*REQUEST*
Gather up the lines with the word "timbul" in them.

..............................

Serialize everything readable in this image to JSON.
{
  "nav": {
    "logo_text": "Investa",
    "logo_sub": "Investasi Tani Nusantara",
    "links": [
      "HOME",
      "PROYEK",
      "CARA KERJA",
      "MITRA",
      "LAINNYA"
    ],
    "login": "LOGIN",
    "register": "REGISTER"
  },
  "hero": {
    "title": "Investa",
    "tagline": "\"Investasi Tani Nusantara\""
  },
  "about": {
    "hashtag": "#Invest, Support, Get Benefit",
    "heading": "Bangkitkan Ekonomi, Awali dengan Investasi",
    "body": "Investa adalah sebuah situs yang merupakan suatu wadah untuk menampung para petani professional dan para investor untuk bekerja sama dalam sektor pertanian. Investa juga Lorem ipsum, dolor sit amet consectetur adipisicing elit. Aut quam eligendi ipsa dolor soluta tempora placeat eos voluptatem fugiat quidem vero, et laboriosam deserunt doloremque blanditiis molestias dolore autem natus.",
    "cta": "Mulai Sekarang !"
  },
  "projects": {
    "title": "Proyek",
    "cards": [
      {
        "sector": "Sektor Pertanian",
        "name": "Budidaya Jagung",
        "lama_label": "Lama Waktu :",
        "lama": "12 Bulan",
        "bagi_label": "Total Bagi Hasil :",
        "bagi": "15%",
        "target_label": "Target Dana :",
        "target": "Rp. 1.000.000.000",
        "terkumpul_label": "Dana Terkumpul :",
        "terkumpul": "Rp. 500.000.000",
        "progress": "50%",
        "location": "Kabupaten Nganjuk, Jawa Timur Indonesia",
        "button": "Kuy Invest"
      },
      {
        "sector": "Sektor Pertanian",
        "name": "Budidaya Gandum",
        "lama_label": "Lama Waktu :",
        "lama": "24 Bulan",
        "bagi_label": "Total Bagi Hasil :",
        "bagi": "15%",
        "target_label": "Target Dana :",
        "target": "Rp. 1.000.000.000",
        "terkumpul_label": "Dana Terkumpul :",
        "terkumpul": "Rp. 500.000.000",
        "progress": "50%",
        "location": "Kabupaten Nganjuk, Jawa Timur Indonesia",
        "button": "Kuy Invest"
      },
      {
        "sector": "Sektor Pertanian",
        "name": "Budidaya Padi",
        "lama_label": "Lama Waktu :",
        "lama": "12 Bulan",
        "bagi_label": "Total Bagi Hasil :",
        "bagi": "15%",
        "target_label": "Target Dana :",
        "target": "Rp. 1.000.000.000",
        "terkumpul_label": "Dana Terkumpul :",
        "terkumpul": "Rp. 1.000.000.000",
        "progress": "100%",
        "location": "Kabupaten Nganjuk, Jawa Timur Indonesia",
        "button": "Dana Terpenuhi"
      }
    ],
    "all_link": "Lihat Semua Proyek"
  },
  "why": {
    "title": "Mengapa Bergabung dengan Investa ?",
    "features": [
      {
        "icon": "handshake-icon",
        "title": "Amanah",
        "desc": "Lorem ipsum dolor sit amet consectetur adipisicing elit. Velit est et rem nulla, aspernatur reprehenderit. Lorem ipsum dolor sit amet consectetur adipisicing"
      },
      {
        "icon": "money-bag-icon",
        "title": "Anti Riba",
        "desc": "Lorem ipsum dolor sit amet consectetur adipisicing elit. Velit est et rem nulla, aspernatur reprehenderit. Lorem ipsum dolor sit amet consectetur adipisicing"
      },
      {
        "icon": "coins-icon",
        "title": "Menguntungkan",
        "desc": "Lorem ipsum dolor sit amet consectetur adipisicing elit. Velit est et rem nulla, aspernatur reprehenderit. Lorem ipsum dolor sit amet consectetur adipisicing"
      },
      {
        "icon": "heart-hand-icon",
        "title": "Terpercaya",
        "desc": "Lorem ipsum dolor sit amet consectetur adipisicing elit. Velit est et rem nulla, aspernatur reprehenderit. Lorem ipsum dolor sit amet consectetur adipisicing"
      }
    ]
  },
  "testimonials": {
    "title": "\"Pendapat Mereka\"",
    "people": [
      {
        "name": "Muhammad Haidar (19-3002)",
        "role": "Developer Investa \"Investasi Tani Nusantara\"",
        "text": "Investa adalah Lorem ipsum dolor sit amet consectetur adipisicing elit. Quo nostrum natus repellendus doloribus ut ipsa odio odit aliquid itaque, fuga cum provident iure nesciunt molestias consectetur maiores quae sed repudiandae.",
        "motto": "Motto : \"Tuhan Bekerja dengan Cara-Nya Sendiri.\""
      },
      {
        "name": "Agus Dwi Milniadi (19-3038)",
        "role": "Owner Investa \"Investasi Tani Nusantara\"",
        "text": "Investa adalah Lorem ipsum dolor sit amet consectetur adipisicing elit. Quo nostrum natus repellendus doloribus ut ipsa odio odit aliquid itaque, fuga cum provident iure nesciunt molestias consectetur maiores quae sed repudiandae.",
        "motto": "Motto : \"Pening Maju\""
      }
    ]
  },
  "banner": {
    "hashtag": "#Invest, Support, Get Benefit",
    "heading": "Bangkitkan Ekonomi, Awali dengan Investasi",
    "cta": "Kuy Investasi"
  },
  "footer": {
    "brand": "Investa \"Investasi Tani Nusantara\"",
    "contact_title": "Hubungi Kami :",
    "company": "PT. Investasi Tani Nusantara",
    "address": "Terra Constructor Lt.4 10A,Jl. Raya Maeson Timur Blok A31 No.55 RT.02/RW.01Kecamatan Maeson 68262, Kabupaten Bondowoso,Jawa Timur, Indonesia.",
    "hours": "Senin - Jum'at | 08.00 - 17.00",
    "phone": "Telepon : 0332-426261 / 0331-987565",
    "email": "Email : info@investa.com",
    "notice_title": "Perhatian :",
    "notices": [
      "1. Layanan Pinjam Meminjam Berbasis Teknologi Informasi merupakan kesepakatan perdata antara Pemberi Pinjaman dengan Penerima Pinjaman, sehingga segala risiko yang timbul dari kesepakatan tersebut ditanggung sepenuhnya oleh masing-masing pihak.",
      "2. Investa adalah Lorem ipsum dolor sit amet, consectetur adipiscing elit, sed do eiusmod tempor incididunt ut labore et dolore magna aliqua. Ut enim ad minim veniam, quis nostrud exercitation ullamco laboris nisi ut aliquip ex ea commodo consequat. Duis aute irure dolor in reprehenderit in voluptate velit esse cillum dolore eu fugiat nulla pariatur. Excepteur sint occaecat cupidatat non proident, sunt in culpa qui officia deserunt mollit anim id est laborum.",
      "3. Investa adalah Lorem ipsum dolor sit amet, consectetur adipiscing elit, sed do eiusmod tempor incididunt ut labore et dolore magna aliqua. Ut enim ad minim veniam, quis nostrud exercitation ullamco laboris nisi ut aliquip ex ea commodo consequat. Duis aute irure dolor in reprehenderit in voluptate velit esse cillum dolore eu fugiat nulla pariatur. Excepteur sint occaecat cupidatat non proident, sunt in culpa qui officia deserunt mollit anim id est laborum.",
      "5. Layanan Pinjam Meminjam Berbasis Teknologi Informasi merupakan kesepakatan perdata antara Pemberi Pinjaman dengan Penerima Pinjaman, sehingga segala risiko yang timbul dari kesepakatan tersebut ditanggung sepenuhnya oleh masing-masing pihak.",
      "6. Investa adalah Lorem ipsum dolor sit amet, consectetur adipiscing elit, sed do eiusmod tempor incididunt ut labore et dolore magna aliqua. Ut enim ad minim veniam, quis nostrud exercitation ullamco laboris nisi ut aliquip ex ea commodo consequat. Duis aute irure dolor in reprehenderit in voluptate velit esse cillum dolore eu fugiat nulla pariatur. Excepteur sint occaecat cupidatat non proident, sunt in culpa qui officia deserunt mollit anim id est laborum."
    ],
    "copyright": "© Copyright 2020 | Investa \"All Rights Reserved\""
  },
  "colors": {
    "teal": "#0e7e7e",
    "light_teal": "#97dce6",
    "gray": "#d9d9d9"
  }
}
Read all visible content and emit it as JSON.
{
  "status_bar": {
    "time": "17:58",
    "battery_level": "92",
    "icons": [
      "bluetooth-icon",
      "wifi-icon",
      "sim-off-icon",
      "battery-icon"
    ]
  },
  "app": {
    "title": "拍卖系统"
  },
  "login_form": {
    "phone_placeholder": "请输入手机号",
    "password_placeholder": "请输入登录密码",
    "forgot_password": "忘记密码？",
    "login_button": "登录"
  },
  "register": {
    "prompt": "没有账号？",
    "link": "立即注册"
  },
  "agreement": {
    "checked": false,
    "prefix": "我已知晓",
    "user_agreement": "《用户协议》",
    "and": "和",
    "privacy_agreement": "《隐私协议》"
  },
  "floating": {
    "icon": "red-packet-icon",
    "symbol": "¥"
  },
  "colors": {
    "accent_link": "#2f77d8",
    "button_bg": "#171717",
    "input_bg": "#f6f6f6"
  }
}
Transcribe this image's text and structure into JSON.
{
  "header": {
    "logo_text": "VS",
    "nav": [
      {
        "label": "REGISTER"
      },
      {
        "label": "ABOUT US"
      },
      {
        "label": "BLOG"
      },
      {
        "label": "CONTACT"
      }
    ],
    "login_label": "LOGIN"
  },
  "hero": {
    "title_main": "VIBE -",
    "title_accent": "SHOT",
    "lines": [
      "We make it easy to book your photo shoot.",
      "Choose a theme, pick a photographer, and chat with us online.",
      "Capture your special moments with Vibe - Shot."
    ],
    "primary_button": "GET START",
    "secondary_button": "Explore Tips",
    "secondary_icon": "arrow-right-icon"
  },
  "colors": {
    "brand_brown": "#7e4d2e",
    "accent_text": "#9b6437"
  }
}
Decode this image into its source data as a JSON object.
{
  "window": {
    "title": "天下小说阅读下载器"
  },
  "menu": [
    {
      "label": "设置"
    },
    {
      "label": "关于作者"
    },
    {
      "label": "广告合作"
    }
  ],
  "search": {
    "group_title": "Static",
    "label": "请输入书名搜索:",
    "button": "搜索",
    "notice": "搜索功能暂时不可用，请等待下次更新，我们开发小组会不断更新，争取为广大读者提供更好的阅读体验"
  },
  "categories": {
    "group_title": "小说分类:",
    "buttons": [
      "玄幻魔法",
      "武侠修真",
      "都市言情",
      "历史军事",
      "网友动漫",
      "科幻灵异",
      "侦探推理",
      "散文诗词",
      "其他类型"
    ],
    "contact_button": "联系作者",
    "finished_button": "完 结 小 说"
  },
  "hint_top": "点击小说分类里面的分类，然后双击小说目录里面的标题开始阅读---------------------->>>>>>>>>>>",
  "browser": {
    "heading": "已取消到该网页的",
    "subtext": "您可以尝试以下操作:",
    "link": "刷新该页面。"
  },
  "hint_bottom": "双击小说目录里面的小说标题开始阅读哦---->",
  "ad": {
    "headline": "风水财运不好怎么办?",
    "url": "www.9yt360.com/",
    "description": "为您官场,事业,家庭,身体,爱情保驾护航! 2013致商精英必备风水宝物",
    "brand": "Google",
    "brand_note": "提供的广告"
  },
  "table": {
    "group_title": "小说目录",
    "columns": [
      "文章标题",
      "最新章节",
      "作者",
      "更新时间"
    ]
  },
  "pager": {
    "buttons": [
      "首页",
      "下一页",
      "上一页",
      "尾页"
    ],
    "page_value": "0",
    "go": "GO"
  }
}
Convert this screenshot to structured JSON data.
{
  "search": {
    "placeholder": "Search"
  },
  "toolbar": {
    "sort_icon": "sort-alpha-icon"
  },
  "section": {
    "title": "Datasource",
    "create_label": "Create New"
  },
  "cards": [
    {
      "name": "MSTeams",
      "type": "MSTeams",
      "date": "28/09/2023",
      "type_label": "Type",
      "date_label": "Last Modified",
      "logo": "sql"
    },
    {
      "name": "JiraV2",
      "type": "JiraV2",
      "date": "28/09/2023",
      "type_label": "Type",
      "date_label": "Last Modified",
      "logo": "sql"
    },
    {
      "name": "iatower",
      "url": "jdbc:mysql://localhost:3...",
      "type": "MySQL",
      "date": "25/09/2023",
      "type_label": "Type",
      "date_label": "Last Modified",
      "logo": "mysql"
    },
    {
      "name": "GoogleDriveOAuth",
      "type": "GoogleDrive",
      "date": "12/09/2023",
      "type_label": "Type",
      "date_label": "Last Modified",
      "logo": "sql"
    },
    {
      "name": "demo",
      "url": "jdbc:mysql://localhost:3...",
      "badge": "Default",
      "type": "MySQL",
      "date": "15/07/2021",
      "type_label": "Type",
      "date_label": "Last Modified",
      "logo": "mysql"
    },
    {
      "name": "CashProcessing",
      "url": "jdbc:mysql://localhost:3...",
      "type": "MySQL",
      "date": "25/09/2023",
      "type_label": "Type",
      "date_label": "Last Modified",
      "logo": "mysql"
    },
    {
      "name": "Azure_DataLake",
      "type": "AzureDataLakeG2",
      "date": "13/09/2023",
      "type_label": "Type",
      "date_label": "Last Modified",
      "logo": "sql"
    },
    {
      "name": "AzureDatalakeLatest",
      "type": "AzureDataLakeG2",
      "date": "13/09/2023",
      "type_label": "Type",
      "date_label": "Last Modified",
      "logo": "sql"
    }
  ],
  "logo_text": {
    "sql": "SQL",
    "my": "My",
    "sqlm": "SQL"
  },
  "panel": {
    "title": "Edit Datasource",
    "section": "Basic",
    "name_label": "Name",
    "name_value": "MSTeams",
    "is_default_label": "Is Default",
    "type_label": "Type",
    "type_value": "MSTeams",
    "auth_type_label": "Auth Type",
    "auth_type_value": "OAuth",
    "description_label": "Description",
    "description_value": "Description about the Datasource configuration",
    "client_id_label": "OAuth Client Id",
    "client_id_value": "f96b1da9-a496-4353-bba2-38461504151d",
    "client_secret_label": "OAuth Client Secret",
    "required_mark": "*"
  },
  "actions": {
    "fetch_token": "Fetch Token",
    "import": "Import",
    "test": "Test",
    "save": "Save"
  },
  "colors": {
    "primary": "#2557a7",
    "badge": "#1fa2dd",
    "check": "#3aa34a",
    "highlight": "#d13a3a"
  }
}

..............................

*REPLY*
      "1. Layanan Pinjam Meminjam Berbasis Teknologi Informasi merupakan kesepakatan perdata antara Pemberi Pinjaman dengan Penerima Pinjaman, sehingga segala risiko yang timbul dari kesepakatan tersebut ditanggung sepenuhnya oleh masing-masing pihak.",
      "5. Layanan Pinjam Meminjam Berbasis Teknologi Informasi merupakan kesepakatan perdata antara Pemberi Pinjaman dengan Penerima Pinjaman, sehingga segala risiko yang timbul dari kesepakatan tersebut ditanggung sepenuhnya oleh masing-masing pihak.",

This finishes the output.